• Task description: Provide only the number of lines in the records below that include "JSON".

[Stored items from a collection]
:::

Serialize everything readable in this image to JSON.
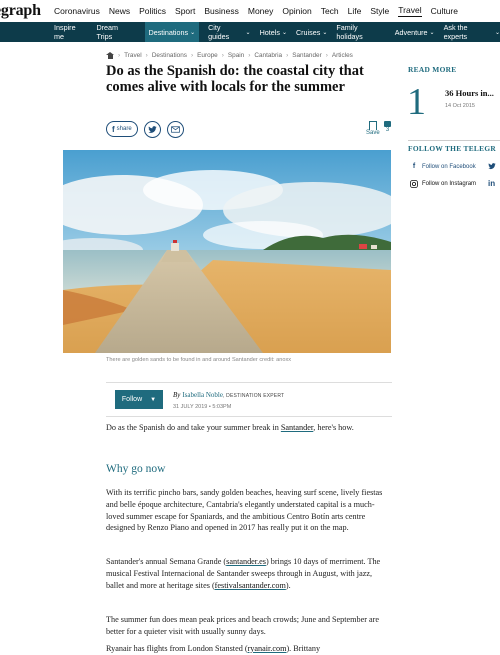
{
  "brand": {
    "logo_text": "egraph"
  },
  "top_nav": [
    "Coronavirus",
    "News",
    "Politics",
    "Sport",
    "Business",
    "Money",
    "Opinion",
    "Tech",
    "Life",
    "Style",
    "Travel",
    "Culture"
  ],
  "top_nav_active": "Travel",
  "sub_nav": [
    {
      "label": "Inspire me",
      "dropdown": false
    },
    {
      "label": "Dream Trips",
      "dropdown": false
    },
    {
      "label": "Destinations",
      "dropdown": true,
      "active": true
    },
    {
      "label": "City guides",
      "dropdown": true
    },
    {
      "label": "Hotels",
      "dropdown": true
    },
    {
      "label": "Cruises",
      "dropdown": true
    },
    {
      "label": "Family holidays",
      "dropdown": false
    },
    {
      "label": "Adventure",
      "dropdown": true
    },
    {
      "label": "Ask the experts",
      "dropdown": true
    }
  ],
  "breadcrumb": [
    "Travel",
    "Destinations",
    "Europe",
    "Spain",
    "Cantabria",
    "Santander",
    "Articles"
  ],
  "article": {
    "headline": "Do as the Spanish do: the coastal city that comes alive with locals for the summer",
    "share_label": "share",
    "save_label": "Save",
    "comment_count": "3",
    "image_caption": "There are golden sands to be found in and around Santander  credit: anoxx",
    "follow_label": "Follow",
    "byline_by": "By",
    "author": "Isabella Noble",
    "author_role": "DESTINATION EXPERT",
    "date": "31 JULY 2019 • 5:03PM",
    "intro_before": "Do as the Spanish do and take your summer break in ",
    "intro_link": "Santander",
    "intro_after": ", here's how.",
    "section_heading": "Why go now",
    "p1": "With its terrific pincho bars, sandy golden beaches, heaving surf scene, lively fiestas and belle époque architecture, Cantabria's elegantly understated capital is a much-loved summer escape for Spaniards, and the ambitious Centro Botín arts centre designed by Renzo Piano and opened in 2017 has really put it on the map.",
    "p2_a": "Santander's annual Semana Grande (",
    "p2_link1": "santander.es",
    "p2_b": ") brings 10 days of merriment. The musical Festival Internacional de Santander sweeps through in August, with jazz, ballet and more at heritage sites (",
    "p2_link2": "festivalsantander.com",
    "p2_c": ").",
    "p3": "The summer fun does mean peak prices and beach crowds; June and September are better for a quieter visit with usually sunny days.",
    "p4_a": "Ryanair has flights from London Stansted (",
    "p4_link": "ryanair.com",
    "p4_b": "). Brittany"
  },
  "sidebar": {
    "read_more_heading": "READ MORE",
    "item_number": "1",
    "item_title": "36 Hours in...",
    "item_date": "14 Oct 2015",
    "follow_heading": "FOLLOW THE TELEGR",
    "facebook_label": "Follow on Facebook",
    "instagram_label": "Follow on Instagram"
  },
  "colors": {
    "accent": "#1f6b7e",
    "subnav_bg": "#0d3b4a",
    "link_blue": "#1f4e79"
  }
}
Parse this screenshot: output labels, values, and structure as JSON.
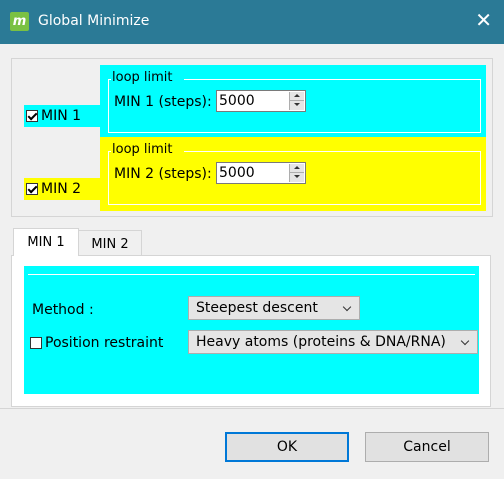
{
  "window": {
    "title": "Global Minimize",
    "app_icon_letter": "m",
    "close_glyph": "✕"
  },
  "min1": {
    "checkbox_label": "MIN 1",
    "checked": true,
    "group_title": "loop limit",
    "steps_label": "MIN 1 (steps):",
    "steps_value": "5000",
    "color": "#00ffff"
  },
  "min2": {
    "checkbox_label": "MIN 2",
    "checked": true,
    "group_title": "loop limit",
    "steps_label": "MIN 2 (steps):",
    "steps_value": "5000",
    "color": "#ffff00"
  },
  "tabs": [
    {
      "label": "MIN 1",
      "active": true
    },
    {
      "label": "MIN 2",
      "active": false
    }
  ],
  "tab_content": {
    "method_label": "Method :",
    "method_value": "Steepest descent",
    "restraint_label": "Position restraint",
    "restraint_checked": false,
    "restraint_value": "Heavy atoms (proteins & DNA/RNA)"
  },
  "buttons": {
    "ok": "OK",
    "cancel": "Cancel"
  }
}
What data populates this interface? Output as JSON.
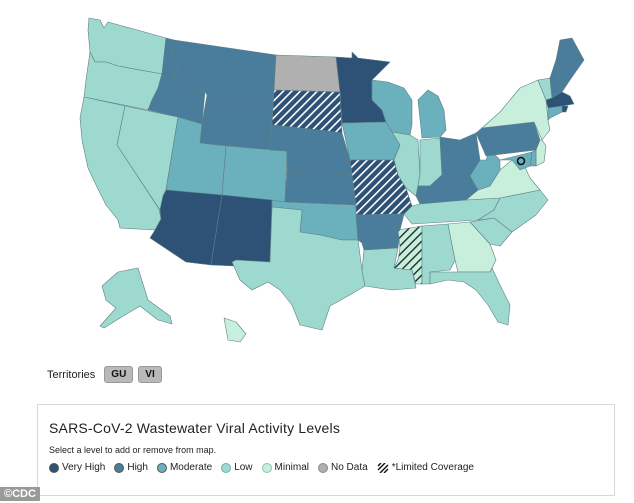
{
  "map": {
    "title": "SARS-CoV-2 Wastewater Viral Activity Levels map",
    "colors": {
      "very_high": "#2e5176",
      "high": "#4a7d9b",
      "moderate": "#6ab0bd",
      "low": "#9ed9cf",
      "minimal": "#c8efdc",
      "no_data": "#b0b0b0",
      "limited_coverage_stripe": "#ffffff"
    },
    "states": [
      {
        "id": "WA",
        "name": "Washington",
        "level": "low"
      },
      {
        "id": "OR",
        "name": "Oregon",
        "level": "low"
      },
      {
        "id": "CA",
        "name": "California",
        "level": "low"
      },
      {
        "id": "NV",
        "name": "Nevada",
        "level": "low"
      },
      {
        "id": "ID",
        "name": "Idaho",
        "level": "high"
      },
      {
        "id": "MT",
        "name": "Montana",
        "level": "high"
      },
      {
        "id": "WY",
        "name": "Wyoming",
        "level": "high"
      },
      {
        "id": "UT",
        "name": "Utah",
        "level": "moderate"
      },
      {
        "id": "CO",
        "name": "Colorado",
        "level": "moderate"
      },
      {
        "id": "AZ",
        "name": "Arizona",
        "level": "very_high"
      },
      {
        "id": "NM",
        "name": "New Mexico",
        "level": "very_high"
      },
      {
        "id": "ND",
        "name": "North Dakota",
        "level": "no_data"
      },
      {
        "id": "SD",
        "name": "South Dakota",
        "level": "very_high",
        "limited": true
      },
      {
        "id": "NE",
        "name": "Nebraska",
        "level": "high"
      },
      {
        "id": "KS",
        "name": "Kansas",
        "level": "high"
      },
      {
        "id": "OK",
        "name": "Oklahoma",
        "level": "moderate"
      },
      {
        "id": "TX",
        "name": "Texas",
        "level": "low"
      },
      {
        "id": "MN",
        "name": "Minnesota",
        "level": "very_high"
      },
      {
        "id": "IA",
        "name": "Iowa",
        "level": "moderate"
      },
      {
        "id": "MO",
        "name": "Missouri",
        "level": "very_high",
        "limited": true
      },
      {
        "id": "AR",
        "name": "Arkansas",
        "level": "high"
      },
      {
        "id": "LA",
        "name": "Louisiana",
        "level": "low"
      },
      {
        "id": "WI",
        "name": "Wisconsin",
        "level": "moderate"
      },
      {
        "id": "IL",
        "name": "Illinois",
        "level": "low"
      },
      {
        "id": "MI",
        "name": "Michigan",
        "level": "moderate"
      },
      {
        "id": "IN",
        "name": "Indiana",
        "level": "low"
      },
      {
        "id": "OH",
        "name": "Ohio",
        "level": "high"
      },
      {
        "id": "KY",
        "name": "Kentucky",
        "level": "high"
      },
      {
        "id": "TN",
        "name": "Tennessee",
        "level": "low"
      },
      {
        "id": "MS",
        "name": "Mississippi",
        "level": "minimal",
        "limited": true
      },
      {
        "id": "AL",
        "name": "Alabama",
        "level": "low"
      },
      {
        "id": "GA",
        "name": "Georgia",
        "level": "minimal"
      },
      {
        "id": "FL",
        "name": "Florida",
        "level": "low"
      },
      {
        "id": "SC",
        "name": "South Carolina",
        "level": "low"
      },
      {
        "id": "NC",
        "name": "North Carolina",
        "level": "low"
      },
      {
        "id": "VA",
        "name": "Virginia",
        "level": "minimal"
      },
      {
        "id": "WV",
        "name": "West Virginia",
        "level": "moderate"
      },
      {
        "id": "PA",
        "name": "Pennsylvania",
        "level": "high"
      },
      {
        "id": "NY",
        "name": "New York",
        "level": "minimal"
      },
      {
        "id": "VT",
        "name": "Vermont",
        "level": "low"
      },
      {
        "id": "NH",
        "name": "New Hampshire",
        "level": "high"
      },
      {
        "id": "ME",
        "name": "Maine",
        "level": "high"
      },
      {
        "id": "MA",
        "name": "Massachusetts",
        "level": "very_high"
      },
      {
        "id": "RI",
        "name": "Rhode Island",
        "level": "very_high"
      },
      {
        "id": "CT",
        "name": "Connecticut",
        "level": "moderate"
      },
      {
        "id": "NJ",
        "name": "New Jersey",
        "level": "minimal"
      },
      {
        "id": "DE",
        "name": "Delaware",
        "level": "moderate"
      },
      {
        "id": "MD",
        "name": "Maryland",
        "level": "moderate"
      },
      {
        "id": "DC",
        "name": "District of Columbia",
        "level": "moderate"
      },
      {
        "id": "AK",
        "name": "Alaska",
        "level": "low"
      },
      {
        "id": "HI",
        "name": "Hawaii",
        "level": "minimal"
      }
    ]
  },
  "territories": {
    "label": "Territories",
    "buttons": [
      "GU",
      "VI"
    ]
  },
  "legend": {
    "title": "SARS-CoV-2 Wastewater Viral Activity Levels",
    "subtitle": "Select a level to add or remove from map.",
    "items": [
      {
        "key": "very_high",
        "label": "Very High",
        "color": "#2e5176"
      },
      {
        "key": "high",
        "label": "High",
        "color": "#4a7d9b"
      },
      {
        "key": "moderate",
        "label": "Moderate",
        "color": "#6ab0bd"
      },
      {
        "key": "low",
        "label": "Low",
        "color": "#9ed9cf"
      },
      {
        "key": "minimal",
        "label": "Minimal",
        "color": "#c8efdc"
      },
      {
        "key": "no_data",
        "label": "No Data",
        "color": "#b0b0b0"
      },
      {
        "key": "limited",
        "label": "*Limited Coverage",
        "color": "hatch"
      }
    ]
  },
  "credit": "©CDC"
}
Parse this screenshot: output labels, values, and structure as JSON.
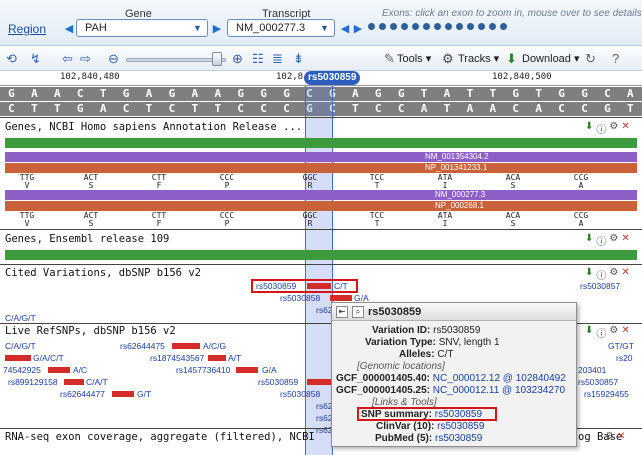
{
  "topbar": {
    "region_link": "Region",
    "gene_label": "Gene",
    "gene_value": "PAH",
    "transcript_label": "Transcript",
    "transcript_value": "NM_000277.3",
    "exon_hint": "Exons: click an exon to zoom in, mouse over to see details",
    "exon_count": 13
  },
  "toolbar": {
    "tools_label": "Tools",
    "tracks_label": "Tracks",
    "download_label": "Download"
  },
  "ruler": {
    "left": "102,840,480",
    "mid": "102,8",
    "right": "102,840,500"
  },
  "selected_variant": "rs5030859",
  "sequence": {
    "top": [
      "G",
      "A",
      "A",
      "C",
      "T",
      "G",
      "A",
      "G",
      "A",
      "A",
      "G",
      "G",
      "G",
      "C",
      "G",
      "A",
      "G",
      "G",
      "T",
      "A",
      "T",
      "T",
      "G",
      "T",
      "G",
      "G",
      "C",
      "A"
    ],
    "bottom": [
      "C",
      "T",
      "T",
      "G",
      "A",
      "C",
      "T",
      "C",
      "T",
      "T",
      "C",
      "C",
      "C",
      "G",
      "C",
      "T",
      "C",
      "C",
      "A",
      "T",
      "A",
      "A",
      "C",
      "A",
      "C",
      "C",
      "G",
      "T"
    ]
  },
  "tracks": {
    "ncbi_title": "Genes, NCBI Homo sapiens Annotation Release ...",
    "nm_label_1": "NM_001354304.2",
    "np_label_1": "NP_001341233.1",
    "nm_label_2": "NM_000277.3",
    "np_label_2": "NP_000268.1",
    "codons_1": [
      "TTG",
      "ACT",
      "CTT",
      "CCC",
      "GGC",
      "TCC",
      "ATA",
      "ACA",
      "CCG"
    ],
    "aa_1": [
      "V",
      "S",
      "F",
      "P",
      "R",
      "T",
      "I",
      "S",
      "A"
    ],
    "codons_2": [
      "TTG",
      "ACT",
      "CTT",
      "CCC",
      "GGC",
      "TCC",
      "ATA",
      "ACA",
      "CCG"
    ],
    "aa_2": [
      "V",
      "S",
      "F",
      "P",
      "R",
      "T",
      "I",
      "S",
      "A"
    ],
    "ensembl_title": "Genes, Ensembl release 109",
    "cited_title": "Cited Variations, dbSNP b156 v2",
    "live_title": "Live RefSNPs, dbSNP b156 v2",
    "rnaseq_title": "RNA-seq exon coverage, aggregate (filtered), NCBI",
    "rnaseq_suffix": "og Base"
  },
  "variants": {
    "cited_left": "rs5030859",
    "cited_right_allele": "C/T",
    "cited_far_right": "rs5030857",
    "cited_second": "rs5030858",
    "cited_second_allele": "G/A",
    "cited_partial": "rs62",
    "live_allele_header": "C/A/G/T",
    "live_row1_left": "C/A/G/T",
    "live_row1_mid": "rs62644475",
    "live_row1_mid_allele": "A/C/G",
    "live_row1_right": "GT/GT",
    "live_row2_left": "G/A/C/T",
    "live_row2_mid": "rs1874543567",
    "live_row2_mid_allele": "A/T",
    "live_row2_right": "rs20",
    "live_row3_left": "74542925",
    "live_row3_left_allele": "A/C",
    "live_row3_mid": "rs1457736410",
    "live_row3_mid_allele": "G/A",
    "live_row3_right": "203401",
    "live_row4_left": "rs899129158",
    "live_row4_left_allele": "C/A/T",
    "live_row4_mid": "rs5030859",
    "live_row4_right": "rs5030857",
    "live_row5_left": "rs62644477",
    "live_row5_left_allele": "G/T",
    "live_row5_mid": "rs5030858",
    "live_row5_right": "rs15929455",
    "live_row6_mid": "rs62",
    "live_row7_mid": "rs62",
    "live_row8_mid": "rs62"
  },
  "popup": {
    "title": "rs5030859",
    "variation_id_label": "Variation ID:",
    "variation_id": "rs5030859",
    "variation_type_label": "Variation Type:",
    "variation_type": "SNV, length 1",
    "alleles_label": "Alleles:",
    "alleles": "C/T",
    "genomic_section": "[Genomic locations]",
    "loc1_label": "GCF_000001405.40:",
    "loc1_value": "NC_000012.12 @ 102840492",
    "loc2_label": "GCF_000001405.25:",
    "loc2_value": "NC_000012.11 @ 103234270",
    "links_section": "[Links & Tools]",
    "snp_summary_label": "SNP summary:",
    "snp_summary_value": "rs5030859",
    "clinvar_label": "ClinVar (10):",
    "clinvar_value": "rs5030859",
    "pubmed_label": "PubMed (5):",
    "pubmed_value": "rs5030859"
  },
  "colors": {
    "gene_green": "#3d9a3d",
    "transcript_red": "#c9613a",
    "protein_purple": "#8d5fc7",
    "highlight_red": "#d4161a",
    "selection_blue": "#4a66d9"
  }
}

:::

• Solution: 4